> EXERCISE TASK: Copy out each line featuring the string "средства" from the entries beneath.

> Rows from a dataset:

--- Begin ---

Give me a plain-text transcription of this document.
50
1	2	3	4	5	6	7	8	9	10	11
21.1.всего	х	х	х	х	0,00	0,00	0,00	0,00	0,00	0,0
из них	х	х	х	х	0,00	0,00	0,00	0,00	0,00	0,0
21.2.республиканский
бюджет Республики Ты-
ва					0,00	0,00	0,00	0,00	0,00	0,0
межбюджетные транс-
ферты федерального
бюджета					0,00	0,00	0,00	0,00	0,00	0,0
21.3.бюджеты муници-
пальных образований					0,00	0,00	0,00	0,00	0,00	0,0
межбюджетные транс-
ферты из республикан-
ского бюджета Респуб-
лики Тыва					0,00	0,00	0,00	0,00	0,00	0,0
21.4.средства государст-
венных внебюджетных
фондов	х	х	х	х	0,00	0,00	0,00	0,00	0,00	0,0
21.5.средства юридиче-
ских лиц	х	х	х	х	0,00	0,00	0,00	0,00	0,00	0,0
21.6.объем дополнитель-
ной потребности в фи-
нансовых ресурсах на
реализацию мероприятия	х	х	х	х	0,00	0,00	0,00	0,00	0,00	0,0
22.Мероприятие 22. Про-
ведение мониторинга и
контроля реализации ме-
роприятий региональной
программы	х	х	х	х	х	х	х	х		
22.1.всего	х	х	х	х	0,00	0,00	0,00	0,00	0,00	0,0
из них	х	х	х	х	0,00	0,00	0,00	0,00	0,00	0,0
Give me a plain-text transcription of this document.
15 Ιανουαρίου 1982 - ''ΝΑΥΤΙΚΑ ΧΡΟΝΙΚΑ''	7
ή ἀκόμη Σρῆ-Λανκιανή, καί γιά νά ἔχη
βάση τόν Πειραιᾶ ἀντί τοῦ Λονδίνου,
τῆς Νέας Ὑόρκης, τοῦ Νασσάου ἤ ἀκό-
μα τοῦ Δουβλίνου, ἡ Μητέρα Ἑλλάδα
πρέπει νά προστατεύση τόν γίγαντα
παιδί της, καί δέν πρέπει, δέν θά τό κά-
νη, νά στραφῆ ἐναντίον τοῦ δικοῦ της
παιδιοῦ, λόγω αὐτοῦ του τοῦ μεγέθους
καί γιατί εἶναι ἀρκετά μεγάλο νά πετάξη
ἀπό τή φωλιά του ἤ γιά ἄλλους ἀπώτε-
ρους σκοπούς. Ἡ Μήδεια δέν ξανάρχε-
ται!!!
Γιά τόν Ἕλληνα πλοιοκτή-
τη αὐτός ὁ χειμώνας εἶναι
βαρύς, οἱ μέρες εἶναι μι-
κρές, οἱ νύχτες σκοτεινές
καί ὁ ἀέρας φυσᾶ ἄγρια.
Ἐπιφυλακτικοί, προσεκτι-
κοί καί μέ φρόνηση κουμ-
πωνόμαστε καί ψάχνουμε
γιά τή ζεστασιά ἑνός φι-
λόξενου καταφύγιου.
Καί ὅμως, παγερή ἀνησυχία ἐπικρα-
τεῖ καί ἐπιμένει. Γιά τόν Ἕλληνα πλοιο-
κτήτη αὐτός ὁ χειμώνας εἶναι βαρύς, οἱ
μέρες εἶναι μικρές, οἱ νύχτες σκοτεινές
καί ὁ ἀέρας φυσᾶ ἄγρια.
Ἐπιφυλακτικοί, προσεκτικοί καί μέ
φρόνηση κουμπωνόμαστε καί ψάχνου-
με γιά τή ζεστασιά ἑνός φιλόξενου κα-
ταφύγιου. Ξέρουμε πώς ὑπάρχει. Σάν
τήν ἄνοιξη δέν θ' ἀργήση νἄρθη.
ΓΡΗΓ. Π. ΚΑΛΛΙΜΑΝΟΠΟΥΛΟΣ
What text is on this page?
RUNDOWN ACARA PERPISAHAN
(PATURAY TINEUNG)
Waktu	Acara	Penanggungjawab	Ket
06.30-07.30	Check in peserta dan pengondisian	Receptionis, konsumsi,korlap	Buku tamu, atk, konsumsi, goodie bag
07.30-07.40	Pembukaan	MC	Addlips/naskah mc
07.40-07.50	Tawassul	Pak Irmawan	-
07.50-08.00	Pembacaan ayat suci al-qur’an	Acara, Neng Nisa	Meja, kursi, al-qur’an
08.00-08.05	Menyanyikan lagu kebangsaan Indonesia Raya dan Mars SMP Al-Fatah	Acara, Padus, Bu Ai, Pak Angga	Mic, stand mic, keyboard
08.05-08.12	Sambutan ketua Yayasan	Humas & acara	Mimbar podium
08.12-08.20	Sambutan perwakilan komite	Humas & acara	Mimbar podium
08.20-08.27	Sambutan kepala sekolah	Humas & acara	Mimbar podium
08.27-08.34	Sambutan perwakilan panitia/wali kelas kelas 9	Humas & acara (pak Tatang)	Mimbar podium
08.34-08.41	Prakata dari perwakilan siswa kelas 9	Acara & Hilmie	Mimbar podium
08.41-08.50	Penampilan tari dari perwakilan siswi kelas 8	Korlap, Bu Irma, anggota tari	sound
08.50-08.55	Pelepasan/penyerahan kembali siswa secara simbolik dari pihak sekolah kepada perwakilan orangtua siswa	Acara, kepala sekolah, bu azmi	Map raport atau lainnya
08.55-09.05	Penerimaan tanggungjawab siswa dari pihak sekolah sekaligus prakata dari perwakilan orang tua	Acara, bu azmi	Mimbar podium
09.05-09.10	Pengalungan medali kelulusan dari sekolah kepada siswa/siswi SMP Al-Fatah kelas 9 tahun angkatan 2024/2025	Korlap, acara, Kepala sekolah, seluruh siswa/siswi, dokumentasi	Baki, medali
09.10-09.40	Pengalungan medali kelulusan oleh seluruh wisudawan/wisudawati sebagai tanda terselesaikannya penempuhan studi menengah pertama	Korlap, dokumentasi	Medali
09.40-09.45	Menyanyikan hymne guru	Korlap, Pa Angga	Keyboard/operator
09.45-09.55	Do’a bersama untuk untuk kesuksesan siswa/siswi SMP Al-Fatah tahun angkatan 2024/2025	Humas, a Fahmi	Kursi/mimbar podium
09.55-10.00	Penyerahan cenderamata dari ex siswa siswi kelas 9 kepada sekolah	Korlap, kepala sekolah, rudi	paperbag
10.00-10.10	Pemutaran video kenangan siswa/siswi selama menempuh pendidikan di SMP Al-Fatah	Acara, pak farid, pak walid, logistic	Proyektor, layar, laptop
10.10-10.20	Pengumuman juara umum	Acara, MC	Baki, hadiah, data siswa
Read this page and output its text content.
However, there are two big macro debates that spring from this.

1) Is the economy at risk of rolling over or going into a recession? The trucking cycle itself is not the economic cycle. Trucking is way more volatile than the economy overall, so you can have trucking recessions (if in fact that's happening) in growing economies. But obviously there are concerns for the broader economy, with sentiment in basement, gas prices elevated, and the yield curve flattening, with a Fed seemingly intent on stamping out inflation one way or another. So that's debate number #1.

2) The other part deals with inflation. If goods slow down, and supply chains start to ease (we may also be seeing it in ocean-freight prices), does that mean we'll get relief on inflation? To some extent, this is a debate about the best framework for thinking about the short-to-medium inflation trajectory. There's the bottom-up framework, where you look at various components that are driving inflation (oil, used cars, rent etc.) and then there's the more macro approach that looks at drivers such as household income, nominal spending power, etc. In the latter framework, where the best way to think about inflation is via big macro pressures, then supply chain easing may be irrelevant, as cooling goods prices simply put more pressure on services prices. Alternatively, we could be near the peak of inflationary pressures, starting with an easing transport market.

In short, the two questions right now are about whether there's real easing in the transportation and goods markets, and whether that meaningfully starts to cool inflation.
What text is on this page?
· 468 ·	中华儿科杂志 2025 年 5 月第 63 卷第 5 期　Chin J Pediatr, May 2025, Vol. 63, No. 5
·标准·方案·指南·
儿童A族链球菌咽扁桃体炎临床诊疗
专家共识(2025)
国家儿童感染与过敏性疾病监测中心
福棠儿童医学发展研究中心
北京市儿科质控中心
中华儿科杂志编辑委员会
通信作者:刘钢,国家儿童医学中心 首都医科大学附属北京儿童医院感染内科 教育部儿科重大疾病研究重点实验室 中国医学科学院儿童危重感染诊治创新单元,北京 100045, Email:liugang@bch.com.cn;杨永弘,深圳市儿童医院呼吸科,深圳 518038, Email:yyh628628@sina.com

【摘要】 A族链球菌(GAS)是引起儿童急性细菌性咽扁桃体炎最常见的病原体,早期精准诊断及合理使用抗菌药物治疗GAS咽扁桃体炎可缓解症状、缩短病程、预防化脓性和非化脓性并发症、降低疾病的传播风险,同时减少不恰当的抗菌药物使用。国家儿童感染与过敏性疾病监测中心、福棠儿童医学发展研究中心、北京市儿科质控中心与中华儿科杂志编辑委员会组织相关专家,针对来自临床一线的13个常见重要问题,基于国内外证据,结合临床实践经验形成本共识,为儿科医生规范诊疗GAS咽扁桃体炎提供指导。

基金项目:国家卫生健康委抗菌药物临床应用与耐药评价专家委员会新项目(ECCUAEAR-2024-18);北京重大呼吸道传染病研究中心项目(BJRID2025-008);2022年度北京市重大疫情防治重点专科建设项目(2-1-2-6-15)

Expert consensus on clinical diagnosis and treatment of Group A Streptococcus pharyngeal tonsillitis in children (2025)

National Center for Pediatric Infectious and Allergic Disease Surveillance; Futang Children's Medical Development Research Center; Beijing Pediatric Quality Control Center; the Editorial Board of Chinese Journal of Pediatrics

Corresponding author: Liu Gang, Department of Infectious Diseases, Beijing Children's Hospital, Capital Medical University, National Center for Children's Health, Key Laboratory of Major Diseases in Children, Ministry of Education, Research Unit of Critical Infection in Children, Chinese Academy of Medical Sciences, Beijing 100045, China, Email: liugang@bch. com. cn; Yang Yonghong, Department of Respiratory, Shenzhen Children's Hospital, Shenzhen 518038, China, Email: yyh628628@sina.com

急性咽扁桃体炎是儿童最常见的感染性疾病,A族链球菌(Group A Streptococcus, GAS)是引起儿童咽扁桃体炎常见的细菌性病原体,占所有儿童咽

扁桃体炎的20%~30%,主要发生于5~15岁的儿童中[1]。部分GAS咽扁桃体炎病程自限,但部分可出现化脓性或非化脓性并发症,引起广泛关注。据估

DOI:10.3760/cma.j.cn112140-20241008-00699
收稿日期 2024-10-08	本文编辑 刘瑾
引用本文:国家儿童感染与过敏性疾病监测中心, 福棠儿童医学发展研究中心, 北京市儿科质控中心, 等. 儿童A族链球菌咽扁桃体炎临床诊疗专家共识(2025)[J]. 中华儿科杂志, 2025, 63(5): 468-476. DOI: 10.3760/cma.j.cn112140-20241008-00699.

--- End ---

> TASK RESULT:
21.4.средства государст-
21.5.средства юридиче-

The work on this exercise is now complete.